Stated problem:
Below are records. Copy every line with "двух" in it.

** start Data to process **

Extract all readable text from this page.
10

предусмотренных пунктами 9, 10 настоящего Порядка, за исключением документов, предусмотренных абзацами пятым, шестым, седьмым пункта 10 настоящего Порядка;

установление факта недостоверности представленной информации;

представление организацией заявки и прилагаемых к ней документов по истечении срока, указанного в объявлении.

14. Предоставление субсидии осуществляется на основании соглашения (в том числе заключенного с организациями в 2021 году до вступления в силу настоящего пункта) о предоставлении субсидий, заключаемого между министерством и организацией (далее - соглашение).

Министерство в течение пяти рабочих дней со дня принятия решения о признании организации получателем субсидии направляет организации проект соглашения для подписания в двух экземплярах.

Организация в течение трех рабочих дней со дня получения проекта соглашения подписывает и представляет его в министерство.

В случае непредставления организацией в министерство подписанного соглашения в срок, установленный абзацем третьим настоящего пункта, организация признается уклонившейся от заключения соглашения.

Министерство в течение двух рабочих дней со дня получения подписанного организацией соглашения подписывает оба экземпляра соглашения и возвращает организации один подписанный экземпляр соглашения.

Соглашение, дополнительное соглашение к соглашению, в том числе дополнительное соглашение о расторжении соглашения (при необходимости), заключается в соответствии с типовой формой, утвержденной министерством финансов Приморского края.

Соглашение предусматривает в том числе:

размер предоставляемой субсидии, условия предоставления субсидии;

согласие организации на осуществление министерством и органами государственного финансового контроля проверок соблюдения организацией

** end Data to process **
** start Data to process **

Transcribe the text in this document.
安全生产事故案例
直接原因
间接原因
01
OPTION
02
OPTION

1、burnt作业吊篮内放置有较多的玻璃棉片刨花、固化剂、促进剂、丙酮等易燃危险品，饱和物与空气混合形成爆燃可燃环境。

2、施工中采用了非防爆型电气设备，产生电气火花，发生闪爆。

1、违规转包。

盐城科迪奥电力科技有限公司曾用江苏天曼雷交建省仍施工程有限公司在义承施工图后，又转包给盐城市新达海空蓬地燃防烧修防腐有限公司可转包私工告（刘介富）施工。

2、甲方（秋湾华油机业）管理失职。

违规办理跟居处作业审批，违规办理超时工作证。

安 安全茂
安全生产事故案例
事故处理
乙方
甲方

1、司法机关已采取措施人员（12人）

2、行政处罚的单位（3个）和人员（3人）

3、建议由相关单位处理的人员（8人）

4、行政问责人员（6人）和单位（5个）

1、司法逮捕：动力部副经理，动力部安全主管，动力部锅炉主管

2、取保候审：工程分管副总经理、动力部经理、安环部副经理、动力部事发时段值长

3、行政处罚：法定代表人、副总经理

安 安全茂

** end Data to process **
** start Data to process **

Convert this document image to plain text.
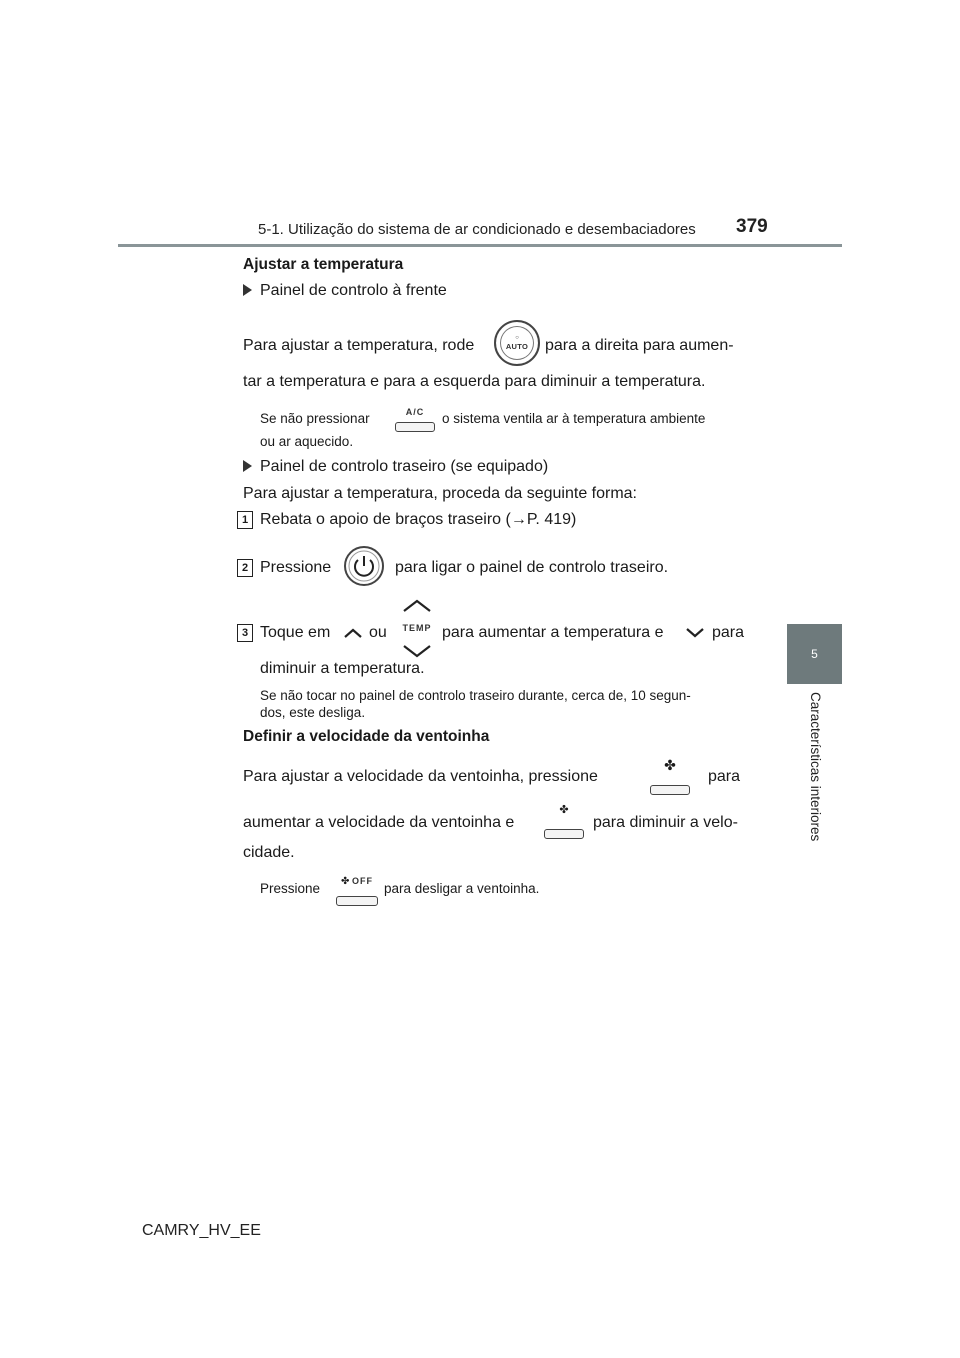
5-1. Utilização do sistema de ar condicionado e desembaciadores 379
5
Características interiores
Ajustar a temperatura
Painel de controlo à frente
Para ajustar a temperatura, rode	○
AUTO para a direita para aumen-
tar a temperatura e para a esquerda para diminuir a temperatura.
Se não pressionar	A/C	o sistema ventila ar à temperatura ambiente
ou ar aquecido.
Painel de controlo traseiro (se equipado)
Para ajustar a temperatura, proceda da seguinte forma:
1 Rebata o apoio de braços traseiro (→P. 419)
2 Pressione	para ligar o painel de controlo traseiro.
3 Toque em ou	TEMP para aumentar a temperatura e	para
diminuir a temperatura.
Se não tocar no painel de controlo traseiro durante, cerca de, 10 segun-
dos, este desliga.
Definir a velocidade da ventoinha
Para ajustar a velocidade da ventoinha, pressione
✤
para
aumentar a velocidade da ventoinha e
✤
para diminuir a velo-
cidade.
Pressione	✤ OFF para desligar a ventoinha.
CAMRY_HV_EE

** end Data to process **

Final result:
Министерство в течение пяти рабочих дней со дня принятия решения о признании организации получателем субсидии направляет организации проект соглашения для подписания в двух экземплярах.
Министерство в течение двух рабочих дней со дня получения подписанного организацией соглашения подписывает оба экземпляра соглашения и возвращает организации один подписанный экземпляр соглашения.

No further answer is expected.